§ BLOK TEKS:
═══

Repelita Banda Aceh - Anggota DPD RI asal Aceh, Azhari Cage, dengan tegas menolak tawaran pengelolaan bersama terhadap empat pulau yang kini menjadi sengketa antara Aceh dan Sumatera Utara.
Ia menyebut usulan itu sebagai hal yang tak masuk akal dan sangat merugikan Aceh.
“Hanya orang gila yang mau kelola bersama,” ujar Azhari Cage, Kamis (12/6/2025).
Menurutnya, perubahan status kepemilikan pulau-pulau tersebut diduga dilakukan sepihak oleh Menteri Dalam Negeri, Tito Karnavian.
Empat pulau yang dimaksud adalah Pulau Panjang, Pulau Lipan, Pulau Mangkir Besar, dan Pulau Mangkir Kecil.
Keempatnya, kata Azhari, secara sah dan historis merupakan bagian dari wilayah Aceh Singkil.
Ia menegaskan bahwa Aceh memiliki bukti administratif lengkap atas kepemilikan pulau tersebut.
“Jelas-jelas milik Aceh kok kelola bersama? Hanya orang gila saja yang mau kelola punya kita dengan orang lain,” ucapnya lagi.
Senator itu mendesak Pemerintah Aceh untuk bersikap tegas terhadap Pemerintah Provinsi Sumut dalam mempertahankan wilayah tersebut.
Ia menyatakan bahwa empat pulau itu merupakan marwah dan simbol harga diri rakyat Aceh.
“Empat pulau tersebut harus diambil dan kembali ke wilayah Kabupaten Aceh Singkil,” katanya.
Azhari mengungkapkan salah satu bukti kuat berupa surat tanah bertanggal 17 Juni 1965.
Surat itu dikeluarkan oleh Kepala Inspeksi Agraria Daerah Istimewa Aceh kepada Teuku Daud bin T Radja yang saat itu berstatus warga Aceh Selatan.
Ketika itu, wilayah Singkil memang masih bergabung dengan Aceh Selatan.
Selain itu, ada pula kesepakatan formal antara Pemda Sumut dan Pemerintah Aceh pada 10 September 1988.
Kesepakatan lanjutan juga pernah ditandatangani oleh Gubernur Sumut, Raja Inal Siregar, dan Gubernur Aceh, Ibrahim Hasan, pada 22 April 1992.
Keduanya dilakukan di bawah pengawasan Menteri Dalam Negeri saat itu, Rudini.
Menurut Azhari, semua bukti tersebut menunjukkan bahwa klaim Aceh atas empat pulau tersebut sah dan tidak bisa dibantah.
Ia pun meminta Pemerintah Aceh menggugat keputusan Mendagri yang menetapkan empat pulau itu masuk wilayah Sumut.
Eks kombatan GAM itu menyerukan agar masyarakat Aceh tidak tinggal diam menghadapi apa yang ia sebut sebagai tindakan sewenang-wenang dari pemerintah pusat.

═══

§ CUPLIKAN DATA:
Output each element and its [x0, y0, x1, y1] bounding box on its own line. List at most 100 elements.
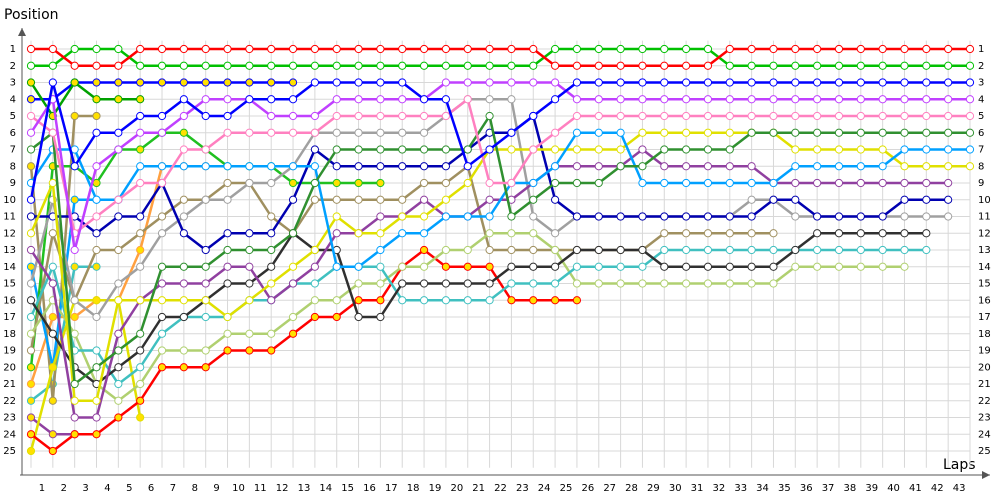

═══

§ LATIHAN TERTULIS 1:
Ringkaslah teks tentang sengketa empat pulau dalam dua kalimat.
§ LATIHAN TERTULIS 2:
Menurut teks tentang sengketa empat pulau, mengapa Azhari Cage menolak usulan pengelolaan bersama? Jawablah dalam satu sampai tiga kalimat.
§ LATIHAN TERTULIS 3:
Salin bagian teks tentang sengketa empat pulau, mulai dari "Selain itu, ada" dan terus sampai "22 April 1992.".
Baris-baris data tersebut tidak berhubungan dengan teks tentang sengketa empat pulau.

§ PENYELESAIAN TUGAS 1:
Anggota DPD RI asal Aceh, Azhari Cage, menolak tawaran pengelolaan bersama atas empat pulau yang disengketakan Aceh dan Sumatera Utara, karena menurutnya keempat pulau itu secara sah dan historis merupakan bagian dari Aceh Singkil. Ia menunjukkan bukti berupa surat tanah tahun 1965 serta kesepakatan tahun 1988 dan 1992, lalu meminta Pemerintah Aceh menggugat keputusan Mendagri yang memasukkan pulau-pulau itu ke wilayah Sumut.

§ PENYELESAIAN TUGAS 2:
Azhari Cage menilai usulan itu tak masuk akal dan sangat merugikan Aceh. Menurutnya, keempat pulau itu jelas milik Aceh karena secara sah dan historis merupakan bagian dari wilayah Aceh Singkil.

§ PENYELESAIAN TUGAS 3:
Selain itu, ada pula kesepakatan formal antara Pemda Sumut dan Pemerintah Aceh pada 10 September 1988.
Kesepakatan lanjutan juga pernah ditandatangani oleh Gubernur Sumut, Raja Inal Siregar, dan Gubernur Aceh, Ibrahim Hasan, pada 22 April 1992.